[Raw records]
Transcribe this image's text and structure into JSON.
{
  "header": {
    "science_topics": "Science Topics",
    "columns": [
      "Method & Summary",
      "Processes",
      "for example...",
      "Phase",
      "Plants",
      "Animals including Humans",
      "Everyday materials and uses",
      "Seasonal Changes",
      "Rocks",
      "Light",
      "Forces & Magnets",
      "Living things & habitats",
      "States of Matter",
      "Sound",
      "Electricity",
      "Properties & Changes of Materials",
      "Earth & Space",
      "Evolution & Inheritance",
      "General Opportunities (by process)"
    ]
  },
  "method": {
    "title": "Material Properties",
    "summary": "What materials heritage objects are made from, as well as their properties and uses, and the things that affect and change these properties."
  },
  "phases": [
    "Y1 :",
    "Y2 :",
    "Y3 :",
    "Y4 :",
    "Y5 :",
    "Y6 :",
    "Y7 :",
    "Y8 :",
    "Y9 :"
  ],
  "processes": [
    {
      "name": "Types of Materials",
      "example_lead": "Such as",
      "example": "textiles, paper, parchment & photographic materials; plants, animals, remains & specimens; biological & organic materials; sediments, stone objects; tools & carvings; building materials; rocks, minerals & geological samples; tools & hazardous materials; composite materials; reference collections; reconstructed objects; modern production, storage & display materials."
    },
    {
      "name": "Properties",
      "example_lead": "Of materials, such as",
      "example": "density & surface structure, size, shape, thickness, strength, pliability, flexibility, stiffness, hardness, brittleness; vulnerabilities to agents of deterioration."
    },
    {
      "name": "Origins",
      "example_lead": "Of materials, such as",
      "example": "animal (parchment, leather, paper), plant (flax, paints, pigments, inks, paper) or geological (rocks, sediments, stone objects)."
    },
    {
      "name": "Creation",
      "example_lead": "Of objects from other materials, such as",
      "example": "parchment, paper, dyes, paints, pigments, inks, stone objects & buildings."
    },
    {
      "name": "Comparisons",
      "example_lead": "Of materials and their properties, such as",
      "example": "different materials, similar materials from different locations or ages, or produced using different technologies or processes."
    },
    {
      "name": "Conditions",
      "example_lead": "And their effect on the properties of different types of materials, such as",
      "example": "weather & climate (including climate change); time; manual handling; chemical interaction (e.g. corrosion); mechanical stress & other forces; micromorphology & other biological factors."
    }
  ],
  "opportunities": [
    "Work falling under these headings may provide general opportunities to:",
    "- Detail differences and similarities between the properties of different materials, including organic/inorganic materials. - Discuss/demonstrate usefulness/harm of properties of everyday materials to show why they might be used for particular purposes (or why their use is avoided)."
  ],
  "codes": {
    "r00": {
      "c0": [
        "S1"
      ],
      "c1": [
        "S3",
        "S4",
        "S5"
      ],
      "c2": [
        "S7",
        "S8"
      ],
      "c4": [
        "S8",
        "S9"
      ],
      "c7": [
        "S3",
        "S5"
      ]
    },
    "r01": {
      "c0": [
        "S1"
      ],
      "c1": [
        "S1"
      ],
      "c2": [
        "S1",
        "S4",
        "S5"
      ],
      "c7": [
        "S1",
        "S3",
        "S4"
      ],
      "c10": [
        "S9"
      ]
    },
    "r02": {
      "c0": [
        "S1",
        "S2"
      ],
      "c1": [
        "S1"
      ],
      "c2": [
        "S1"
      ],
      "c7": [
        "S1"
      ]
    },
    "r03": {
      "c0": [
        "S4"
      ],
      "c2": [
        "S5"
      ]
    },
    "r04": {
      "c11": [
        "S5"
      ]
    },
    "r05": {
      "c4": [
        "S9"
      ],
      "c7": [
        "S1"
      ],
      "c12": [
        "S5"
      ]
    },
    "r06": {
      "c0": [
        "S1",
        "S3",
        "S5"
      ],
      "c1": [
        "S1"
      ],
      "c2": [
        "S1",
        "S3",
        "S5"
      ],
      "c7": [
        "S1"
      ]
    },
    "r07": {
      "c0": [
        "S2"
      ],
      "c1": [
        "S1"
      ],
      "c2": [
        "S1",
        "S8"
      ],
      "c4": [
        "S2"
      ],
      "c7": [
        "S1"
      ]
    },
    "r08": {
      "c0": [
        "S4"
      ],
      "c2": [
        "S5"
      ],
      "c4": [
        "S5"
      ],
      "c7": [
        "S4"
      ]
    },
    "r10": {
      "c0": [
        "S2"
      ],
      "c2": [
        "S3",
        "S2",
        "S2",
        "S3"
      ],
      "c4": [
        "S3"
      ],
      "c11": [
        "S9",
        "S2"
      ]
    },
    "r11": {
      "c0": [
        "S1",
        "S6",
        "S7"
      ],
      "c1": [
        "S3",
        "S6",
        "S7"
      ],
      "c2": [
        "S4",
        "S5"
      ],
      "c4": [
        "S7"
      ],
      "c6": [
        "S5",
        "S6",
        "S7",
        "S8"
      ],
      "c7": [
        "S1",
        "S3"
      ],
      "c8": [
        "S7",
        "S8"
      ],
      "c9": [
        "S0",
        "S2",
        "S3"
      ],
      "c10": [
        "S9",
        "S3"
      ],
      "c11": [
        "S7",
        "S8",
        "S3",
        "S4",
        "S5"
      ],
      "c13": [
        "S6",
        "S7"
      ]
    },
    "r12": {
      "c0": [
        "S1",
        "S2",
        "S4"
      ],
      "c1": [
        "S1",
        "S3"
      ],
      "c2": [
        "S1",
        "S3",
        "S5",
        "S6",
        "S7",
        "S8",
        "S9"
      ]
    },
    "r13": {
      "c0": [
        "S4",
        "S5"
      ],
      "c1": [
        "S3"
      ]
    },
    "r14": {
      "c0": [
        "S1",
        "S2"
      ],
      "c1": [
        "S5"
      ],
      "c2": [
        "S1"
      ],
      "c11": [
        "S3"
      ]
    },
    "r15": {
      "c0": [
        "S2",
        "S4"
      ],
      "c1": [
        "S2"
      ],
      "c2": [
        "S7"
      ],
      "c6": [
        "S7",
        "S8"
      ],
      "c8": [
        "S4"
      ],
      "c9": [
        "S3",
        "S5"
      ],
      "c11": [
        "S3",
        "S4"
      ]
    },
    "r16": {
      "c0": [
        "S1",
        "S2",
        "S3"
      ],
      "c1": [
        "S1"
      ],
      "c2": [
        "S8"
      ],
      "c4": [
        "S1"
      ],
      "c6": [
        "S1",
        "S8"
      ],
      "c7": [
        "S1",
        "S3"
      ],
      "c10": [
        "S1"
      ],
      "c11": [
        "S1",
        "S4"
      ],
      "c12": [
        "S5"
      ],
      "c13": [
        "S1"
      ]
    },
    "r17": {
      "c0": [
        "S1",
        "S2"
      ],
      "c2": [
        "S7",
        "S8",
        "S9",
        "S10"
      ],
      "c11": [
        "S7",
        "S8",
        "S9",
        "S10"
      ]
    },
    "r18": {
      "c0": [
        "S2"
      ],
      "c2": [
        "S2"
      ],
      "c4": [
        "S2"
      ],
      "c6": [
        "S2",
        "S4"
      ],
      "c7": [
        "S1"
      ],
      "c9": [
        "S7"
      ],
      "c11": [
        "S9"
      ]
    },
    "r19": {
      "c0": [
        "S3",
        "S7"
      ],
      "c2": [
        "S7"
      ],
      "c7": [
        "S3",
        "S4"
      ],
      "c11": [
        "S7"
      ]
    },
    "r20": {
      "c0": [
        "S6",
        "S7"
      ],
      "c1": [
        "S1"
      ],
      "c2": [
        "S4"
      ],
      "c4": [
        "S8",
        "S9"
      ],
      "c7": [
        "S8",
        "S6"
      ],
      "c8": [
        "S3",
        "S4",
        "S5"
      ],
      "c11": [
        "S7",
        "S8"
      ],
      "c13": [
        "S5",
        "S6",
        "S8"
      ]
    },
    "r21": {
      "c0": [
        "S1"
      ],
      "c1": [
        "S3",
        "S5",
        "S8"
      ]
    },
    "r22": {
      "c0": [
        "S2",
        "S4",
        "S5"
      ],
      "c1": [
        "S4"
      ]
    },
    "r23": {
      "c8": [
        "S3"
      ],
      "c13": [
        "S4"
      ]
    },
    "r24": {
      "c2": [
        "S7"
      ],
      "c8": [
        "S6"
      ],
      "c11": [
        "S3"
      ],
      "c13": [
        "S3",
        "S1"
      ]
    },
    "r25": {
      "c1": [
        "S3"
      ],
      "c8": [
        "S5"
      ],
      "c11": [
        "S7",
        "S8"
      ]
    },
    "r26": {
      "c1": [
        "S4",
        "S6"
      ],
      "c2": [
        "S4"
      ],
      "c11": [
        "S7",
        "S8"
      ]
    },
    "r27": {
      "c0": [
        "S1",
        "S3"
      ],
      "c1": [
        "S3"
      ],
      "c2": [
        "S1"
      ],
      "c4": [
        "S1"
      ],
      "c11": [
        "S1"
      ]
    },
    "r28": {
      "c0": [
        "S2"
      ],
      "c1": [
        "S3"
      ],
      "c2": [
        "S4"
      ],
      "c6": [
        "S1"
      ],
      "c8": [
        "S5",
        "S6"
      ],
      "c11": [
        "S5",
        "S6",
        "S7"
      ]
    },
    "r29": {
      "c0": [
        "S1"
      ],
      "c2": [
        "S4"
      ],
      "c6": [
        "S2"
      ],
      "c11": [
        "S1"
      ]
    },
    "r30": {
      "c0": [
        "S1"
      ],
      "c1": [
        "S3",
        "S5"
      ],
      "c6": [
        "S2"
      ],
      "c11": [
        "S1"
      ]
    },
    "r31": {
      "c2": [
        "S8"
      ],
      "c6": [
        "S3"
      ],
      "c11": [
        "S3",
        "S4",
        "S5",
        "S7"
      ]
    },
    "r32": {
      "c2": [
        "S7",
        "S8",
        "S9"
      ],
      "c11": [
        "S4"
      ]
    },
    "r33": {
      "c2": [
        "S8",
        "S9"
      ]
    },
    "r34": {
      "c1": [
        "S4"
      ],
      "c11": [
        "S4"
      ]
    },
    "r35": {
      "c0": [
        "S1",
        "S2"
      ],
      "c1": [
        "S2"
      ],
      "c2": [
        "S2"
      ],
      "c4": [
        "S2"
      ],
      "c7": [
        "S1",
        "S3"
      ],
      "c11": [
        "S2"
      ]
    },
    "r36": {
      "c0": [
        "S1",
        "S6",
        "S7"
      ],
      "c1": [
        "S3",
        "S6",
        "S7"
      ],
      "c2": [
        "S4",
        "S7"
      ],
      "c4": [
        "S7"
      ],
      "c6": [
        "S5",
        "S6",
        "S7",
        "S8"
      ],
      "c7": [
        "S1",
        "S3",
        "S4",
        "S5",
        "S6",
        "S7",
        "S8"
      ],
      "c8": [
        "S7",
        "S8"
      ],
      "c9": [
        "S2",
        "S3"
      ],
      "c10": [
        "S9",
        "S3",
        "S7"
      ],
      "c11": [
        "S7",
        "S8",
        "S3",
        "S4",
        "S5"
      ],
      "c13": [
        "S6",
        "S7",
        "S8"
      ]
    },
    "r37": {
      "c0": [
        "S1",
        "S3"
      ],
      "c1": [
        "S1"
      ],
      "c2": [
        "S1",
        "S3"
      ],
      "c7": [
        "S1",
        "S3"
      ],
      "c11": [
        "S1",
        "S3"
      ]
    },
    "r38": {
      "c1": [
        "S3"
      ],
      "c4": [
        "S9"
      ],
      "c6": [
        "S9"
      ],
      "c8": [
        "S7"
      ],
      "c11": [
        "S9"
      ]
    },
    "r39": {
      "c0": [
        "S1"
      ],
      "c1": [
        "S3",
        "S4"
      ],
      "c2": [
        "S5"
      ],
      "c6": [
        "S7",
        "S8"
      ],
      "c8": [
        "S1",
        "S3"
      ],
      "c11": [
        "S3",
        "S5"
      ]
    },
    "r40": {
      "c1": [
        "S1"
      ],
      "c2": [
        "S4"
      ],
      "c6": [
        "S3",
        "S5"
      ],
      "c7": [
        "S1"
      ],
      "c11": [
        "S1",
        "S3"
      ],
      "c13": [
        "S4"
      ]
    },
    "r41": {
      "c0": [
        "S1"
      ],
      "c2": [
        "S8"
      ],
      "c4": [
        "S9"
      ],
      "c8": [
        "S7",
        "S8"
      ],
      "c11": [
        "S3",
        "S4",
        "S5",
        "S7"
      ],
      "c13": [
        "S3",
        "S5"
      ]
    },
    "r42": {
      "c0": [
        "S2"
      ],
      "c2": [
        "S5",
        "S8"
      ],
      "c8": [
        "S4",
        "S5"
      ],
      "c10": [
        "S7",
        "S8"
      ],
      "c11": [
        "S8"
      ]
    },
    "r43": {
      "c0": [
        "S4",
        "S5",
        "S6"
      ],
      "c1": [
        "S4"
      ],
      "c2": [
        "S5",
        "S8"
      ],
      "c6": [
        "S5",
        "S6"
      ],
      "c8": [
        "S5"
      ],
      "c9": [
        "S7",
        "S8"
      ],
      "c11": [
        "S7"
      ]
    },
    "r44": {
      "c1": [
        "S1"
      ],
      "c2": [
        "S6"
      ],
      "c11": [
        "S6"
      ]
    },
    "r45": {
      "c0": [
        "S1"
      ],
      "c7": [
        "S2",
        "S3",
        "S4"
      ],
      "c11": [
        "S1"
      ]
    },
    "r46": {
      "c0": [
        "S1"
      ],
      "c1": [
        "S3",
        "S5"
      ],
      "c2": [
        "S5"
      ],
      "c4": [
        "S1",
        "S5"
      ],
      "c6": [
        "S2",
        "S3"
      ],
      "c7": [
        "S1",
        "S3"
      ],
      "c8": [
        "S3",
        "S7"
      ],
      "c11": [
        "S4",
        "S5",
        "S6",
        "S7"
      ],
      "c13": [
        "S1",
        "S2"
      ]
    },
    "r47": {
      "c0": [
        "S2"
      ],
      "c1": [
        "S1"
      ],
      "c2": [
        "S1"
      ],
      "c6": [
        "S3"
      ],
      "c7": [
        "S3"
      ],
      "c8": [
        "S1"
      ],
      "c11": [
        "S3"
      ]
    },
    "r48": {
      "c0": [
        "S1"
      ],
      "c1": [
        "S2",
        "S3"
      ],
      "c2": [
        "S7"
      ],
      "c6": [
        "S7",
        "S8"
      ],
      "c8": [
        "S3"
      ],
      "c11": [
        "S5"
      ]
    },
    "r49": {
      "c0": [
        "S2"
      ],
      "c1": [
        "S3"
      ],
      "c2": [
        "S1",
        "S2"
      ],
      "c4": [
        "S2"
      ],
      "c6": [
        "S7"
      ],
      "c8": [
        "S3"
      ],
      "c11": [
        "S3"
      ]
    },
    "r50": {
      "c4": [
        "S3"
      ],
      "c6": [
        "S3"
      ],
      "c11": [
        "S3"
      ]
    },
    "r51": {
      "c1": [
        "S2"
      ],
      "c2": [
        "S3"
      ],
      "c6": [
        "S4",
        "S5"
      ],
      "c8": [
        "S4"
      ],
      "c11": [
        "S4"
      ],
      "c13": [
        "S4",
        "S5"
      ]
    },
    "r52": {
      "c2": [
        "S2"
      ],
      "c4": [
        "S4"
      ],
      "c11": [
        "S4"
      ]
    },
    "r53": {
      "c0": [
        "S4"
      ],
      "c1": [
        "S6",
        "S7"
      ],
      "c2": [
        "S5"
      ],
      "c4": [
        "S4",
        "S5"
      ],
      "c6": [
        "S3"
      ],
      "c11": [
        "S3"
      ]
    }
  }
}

◆ Objective:
Pick out and copy the lines of the entries that hold the string "other".

◆ In response:
      "example_lead": "Of objects from other materials, such as",
      "example": "weather & climate (including climate change); time; manual handling; chemical interaction (e.g. corrosion); mechanical stress & other forces; micromorphology & other biological factors."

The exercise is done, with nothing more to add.